→ **WHAT IS EXPECTED**
Write every line of the material out exactly as shown.

Records:
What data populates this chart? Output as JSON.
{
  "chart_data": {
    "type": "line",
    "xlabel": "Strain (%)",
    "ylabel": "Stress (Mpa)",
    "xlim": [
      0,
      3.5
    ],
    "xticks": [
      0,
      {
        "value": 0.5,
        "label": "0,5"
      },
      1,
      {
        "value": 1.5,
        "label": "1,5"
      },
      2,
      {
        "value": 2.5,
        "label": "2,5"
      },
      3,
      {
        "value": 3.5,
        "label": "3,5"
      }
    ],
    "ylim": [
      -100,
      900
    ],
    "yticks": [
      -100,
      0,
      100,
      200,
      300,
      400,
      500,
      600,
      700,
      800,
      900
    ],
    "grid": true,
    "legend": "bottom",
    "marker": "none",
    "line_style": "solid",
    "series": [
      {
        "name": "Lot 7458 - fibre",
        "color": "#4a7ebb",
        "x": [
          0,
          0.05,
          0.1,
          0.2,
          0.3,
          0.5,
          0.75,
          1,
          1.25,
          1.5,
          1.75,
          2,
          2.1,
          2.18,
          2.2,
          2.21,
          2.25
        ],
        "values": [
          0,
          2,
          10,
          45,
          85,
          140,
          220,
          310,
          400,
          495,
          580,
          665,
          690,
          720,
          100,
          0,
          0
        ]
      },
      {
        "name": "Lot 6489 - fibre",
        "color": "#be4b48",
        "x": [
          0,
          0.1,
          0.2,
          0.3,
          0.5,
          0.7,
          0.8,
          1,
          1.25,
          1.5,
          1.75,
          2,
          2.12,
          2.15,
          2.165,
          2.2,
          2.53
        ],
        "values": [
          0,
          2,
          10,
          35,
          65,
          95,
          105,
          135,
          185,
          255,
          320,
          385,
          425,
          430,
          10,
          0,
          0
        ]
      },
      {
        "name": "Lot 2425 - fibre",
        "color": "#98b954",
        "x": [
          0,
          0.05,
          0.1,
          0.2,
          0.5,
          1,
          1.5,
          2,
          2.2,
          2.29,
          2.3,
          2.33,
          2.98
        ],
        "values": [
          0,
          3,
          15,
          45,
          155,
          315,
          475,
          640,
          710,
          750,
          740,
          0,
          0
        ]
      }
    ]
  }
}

→ **ANSWER TO THIS PROBLEM**
What data populates this chart? Output as JSON.
{
  "chart_data": {
    "type": "line",
    "xlabel": "Strain (%)",
    "ylabel": "Stress (Mpa)",
    "xlim": [
      0,
      3.5
    ],
    "xticks": [
      0,
      {
        "value": 0.5,
        "label": "0,5"
      },
      1,
      {
        "value": 1.5,
        "label": "1,5"
      },
      2,
      {
        "value": 2.5,
        "label": "2,5"
      },
      3,
      {
        "value": 3.5,
        "label": "3,5"
      }
    ],
    "ylim": [
      -100,
      900
    ],
    "yticks": [
      -100,
      0,
      100,
      200,
      300,
      400,
      500,
      600,
      700,
      800,
      900
    ],
    "grid": true,
    "legend": "bottom",
    "marker": "none",
    "line_style": "solid",
    "series": [
      {
        "name": "Lot 7458 - fibre",
        "color": "#4a7ebb",
        "x": [
          0,
          0.05,
          0.1,
          0.2,
          0.3,
          0.5,
          0.75,
          1,
          1.25,
          1.5,
          1.75,
          2,
          2.1,
          2.18,
          2.2,
          2.21,
          2.25
        ],
        "values": [
          0,
          2,
          10,
          45,
          85,
          140,
          220,
          310,
          400,
          495,
          580,
          665,
          690,
          720,
          100,
          0,
          0
        ]
      },
      {
        "name": "Lot 6489 - fibre",
        "color": "#be4b48",
        "x": [
          0,
          0.1,
          0.2,
          0.3,
          0.5,
          0.7,
          0.8,
          1,
          1.25,
          1.5,
          1.75,
          2,
          2.12,
          2.15,
          2.165,
          2.2,
          2.53
        ],
        "values": [
          0,
          2,
          10,
          35,
          65,
          95,
          105,
          135,
          185,
          255,
          320,
          385,
          425,
          430,
          10,
          0,
          0
        ]
      },
      {
        "name": "Lot 2425 - fibre",
        "color": "#98b954",
        "x": [
          0,
          0.05,
          0.1,
          0.2,
          0.5,
          1,
          1.5,
          2,
          2.2,
          2.29,
          2.3,
          2.33,
          2.98
        ],
        "values": [
          0,
          3,
          15,
          45,
          155,
          315,
          475,
          640,
          710,
          750,
          740,
          0,
          0
        ]
      }
    ]
  }
}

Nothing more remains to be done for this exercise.